=== Aim of the task ===
Where a line in the listing contains the string "Española", copy that line out.
▼
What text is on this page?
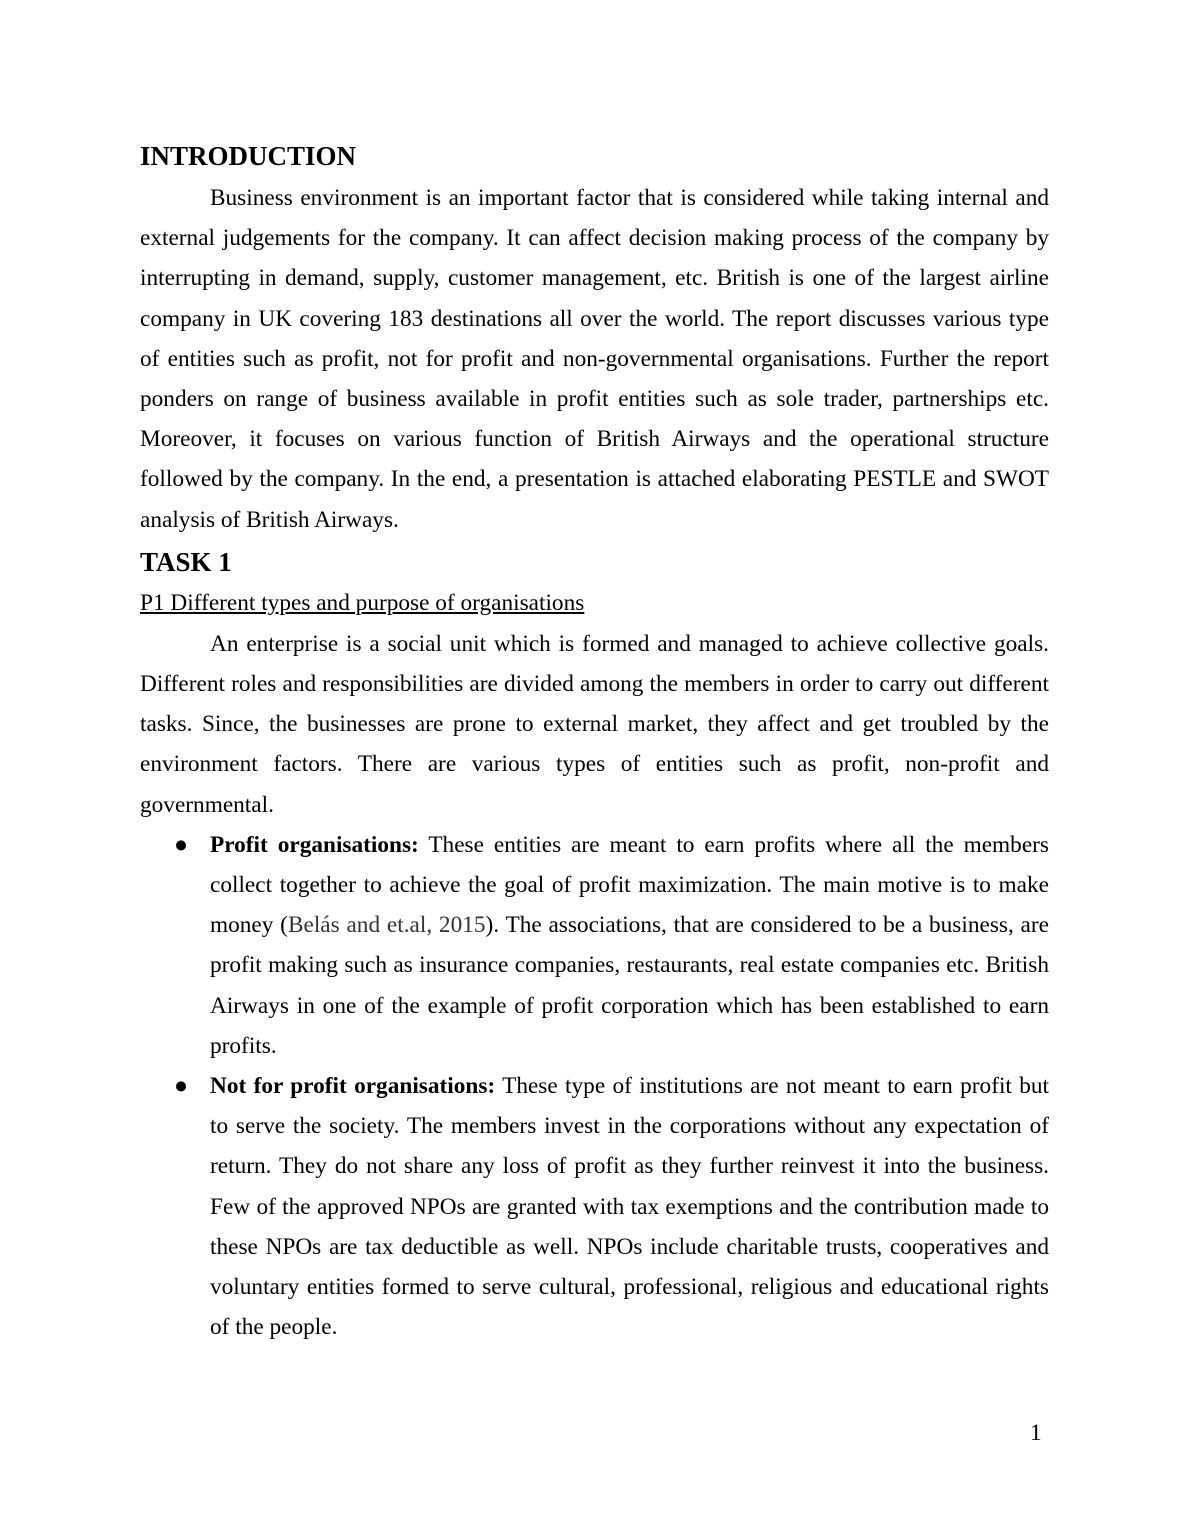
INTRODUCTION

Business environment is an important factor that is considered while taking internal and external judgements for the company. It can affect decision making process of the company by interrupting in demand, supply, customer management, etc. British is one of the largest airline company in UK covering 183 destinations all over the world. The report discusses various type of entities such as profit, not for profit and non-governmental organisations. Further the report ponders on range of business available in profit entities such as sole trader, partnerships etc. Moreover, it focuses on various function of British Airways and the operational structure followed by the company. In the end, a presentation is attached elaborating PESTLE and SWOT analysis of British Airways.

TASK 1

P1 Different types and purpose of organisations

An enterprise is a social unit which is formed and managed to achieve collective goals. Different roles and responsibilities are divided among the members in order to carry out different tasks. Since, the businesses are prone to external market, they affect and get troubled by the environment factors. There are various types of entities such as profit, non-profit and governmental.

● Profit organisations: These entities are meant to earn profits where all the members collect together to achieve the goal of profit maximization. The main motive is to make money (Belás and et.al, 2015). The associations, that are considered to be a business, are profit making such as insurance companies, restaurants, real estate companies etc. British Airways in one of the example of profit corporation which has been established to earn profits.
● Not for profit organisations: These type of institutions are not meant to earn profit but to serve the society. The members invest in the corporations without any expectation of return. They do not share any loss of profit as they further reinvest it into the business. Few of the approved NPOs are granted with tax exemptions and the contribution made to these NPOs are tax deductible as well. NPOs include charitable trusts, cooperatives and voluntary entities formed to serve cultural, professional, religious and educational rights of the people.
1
▲
▼
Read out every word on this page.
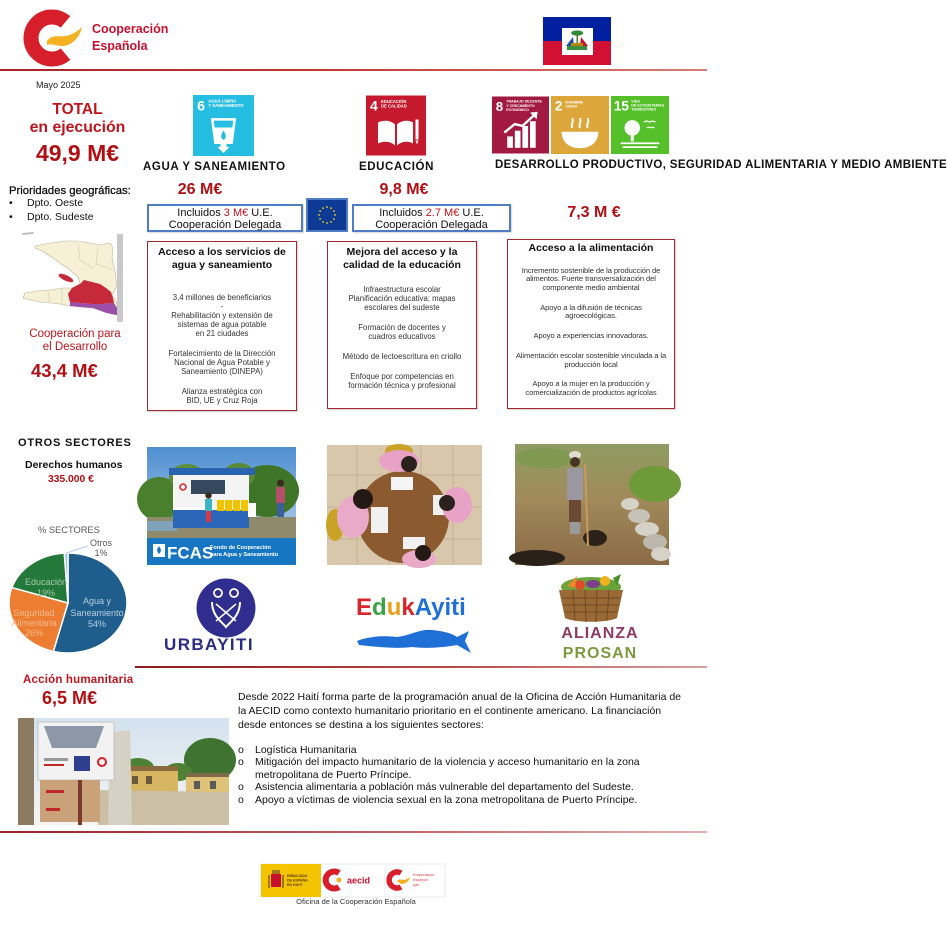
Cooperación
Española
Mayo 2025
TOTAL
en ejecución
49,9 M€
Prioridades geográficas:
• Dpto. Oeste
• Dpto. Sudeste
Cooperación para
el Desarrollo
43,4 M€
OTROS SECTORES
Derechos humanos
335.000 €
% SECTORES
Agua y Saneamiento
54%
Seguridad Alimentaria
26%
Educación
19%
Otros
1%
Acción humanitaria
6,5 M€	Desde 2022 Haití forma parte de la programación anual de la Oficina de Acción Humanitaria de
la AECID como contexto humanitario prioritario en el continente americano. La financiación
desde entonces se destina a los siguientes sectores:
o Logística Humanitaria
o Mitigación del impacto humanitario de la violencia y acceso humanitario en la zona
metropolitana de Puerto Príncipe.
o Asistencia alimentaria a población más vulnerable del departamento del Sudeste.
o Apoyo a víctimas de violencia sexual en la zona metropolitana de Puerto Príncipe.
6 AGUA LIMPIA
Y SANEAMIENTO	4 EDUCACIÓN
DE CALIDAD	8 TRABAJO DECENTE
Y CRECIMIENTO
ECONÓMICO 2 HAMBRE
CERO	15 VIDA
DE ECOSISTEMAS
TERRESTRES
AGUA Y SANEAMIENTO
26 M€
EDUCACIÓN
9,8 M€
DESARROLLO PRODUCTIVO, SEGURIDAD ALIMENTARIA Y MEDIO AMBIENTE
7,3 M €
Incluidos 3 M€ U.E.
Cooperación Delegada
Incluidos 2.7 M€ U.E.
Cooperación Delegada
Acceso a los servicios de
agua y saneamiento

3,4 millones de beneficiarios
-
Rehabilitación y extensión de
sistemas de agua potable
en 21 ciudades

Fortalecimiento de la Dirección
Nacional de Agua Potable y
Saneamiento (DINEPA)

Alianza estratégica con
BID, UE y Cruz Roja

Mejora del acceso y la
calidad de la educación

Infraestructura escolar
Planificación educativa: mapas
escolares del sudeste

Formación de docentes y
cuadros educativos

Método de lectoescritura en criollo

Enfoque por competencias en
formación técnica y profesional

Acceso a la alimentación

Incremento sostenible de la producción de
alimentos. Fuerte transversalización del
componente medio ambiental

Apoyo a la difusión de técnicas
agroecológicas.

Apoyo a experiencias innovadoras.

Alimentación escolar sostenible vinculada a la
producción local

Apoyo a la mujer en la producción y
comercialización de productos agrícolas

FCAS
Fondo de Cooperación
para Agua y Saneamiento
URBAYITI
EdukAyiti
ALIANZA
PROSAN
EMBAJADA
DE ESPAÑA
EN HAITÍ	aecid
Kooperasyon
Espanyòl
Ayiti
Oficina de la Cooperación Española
▲
=== Solution to this problem ===
Española
Oficina de la Cooperación Española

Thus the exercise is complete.